--- GIVEN REQUEST ---
Each line that holds the word "English" counts once; report how many lines do so and nothing else.

--- RECORDS FOR PROCESSING ---
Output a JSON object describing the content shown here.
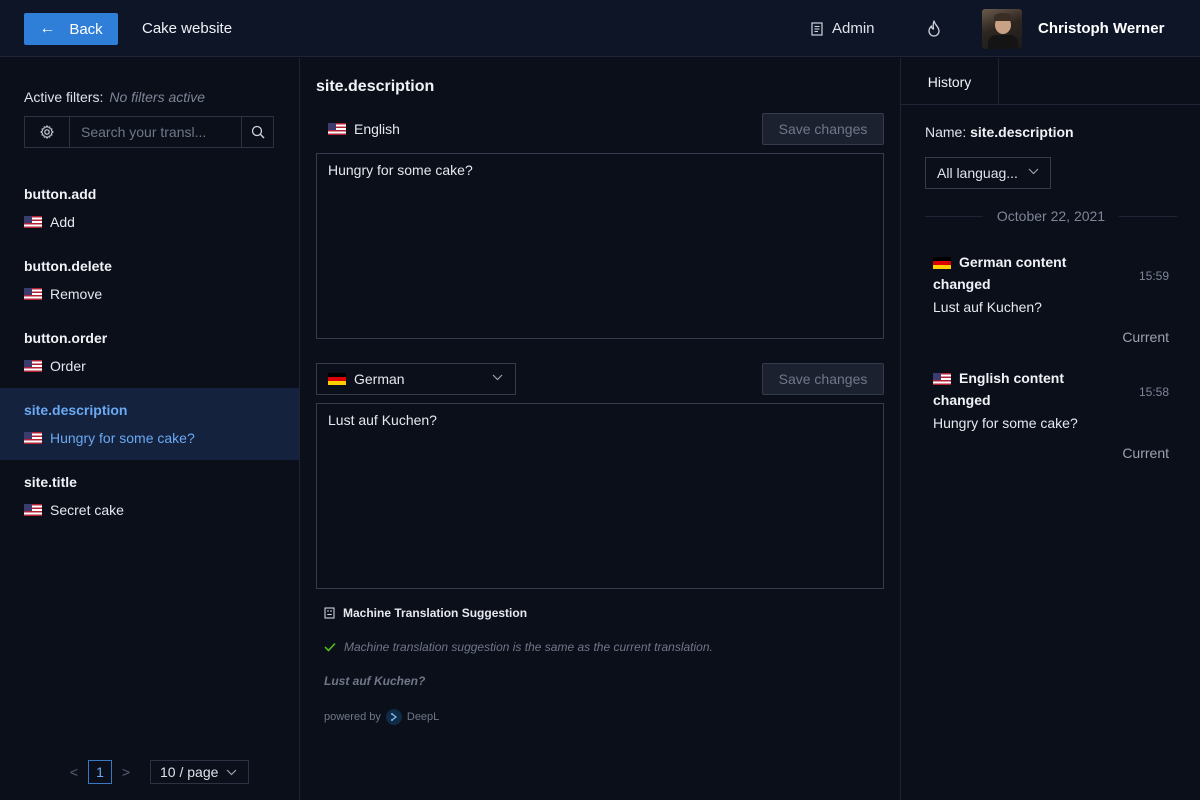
{
  "header": {
    "back_label": "Back",
    "project_name": "Cake website",
    "admin_label": "Admin",
    "user_name": "Christoph Werner"
  },
  "filters": {
    "label": "Active filters:",
    "value": "No filters active",
    "search_placeholder": "Search your transl..."
  },
  "keys": [
    {
      "key": "button.add",
      "value": "Add",
      "flag": "us-flag-icon"
    },
    {
      "key": "button.delete",
      "value": "Remove",
      "flag": "us-flag-icon"
    },
    {
      "key": "button.order",
      "value": "Order",
      "flag": "us-flag-icon"
    },
    {
      "key": "site.description",
      "value": "Hungry for some cake?",
      "flag": "us-flag-icon",
      "active": true
    },
    {
      "key": "site.title",
      "value": "Secret cake",
      "flag": "us-flag-icon"
    }
  ],
  "pagination": {
    "prev": "<",
    "current_page": "1",
    "next": ">",
    "page_size": "10 / page"
  },
  "editor": {
    "key_title": "site.description",
    "source": {
      "language": "English",
      "text": "Hungry for some cake?",
      "save_label": "Save changes"
    },
    "target": {
      "language": "German",
      "text": "Lust auf Kuchen?",
      "save_label": "Save changes"
    },
    "machine_translation": {
      "heading": "Machine Translation Suggestion",
      "status": "Machine translation suggestion is the same as the current translation.",
      "suggestion": "Lust auf Kuchen?",
      "powered_by": "powered by",
      "provider": "DeepL"
    }
  },
  "history": {
    "tab_label": "History",
    "name_label": "Name:",
    "name_value": "site.description",
    "language_filter": "All languag...",
    "date": "October 22, 2021",
    "entries": [
      {
        "title": "German content changed",
        "flag": "de-flag-icon",
        "time": "15:59",
        "text": "Lust auf Kuchen?",
        "status": "Current"
      },
      {
        "title": "English content changed",
        "flag": "us-flag-icon",
        "time": "15:58",
        "text": "Hungry for some cake?",
        "status": "Current"
      }
    ]
  },
  "colors": {
    "background": "#0b0f1a",
    "header_bg": "#0e1527",
    "accent": "#2f7fd9",
    "active_row_bg": "#14223d",
    "active_text": "#6aa9f3",
    "muted_text": "#6f7789",
    "success": "#52c41a"
  }
}
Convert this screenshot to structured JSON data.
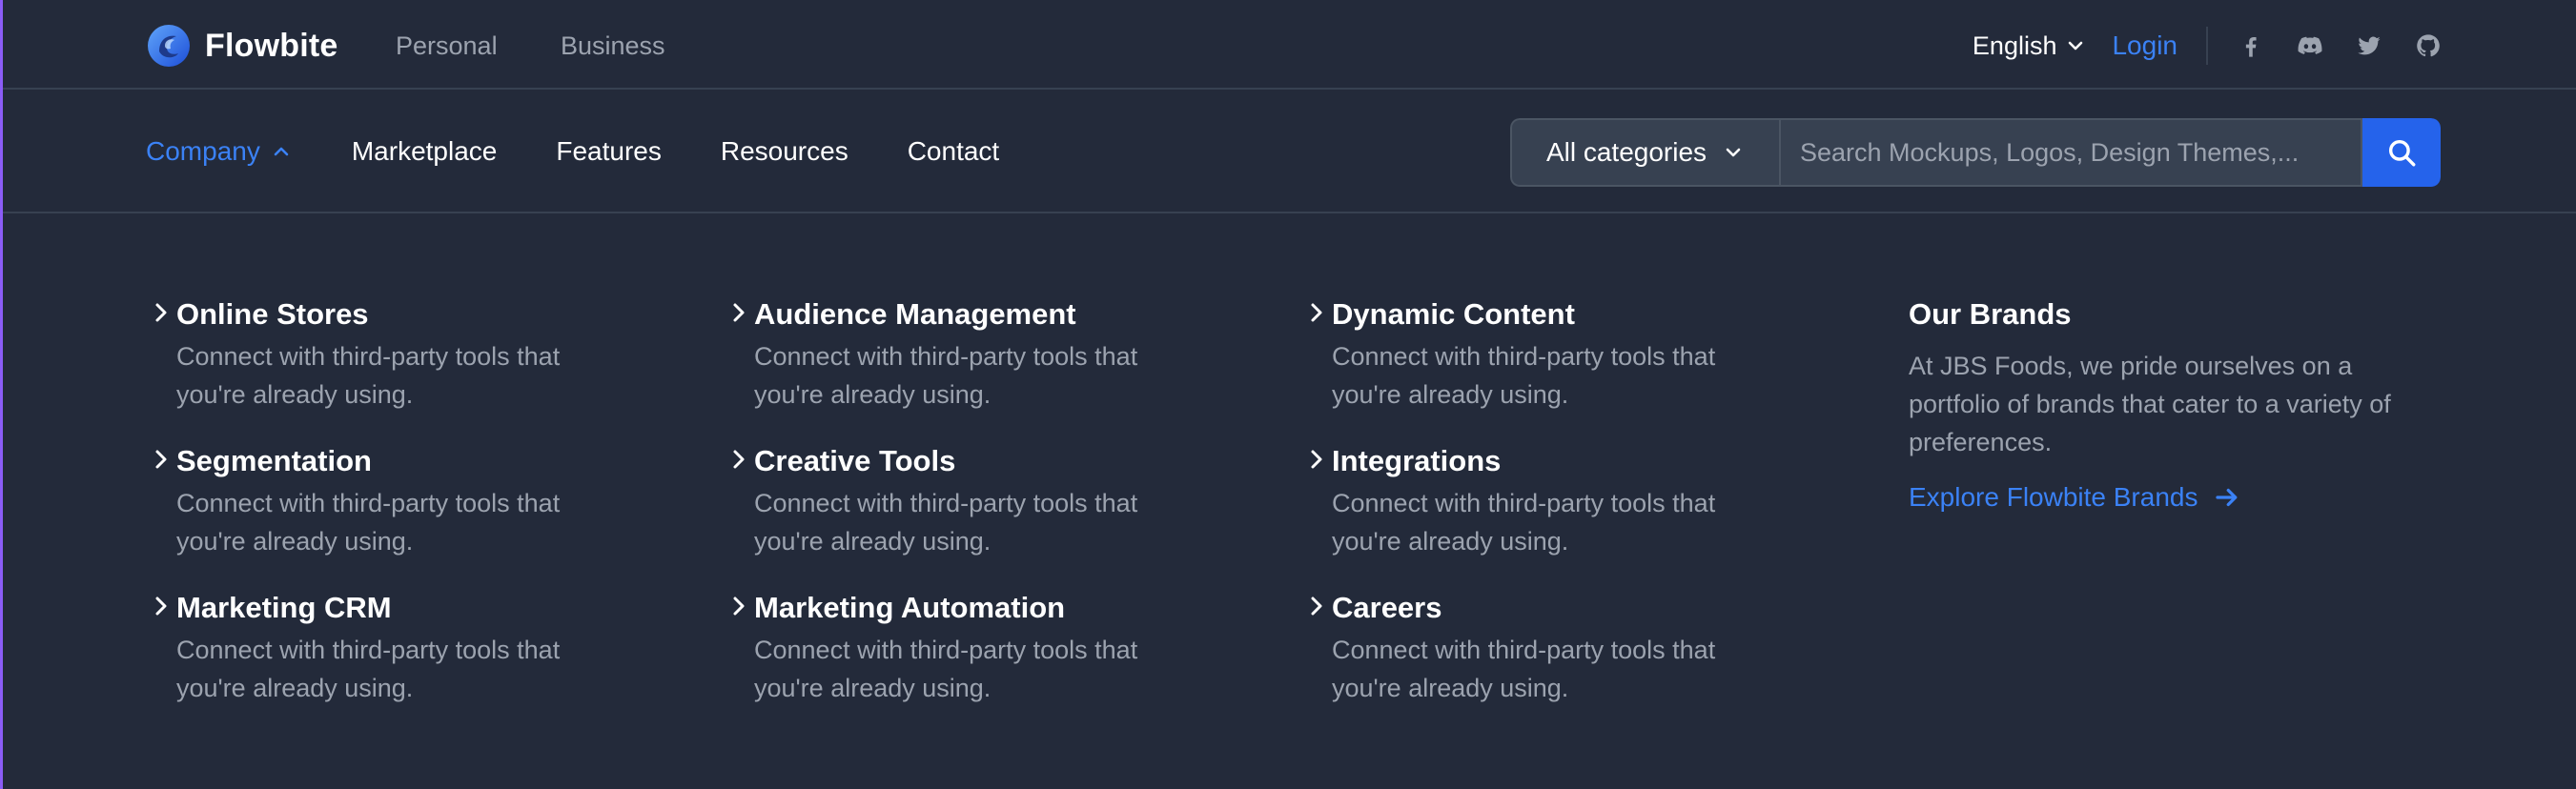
{
  "topbar": {
    "brand_name": "Flowbite",
    "links": [
      {
        "label": "Personal"
      },
      {
        "label": "Business"
      }
    ],
    "language": "English",
    "login_label": "Login",
    "social_icons": [
      "facebook-icon",
      "discord-icon",
      "twitter-icon",
      "github-icon"
    ]
  },
  "nav": {
    "items": [
      {
        "label": "Company",
        "active": true
      },
      {
        "label": "Marketplace"
      },
      {
        "label": "Features"
      },
      {
        "label": "Resources"
      },
      {
        "label": "Contact"
      }
    ]
  },
  "search": {
    "category_label": "All categories",
    "placeholder": "Search Mockups, Logos, Design Themes,...",
    "value": ""
  },
  "menu": {
    "columns": [
      [
        {
          "title": "Online Stores",
          "desc1": "Connect with third-party tools that",
          "desc2": "you're already using."
        },
        {
          "title": "Segmentation",
          "desc1": "Connect with third-party tools that",
          "desc2": "you're already using."
        },
        {
          "title": "Marketing CRM",
          "desc1": "Connect with third-party tools that",
          "desc2": "you're already using."
        }
      ],
      [
        {
          "title": "Audience Management",
          "desc1": "Connect with third-party tools that",
          "desc2": "you're already using."
        },
        {
          "title": "Creative Tools",
          "desc1": "Connect with third-party tools that",
          "desc2": "you're already using."
        },
        {
          "title": "Marketing Automation",
          "desc1": "Connect with third-party tools that",
          "desc2": "you're already using."
        }
      ],
      [
        {
          "title": "Dynamic Content",
          "desc1": "Connect with third-party tools that",
          "desc2": "you're already using."
        },
        {
          "title": "Integrations",
          "desc1": "Connect with third-party tools that",
          "desc2": "you're already using."
        },
        {
          "title": "Careers",
          "desc1": "Connect with third-party tools that",
          "desc2": "you're already using."
        }
      ]
    ]
  },
  "brands": {
    "title": "Our Brands",
    "text1": "At JBS Foods, we pride ourselves on a",
    "text2": "portfolio of brands that cater to a variety of",
    "text3": "preferences.",
    "link_label": "Explore Flowbite Brands"
  },
  "colors": {
    "background": "#232a3a",
    "accent": "#3b82f6",
    "search_button": "#2563eb",
    "muted_text": "#9ca3af"
  }
}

--- ANSWER FOR THE TASK ---
3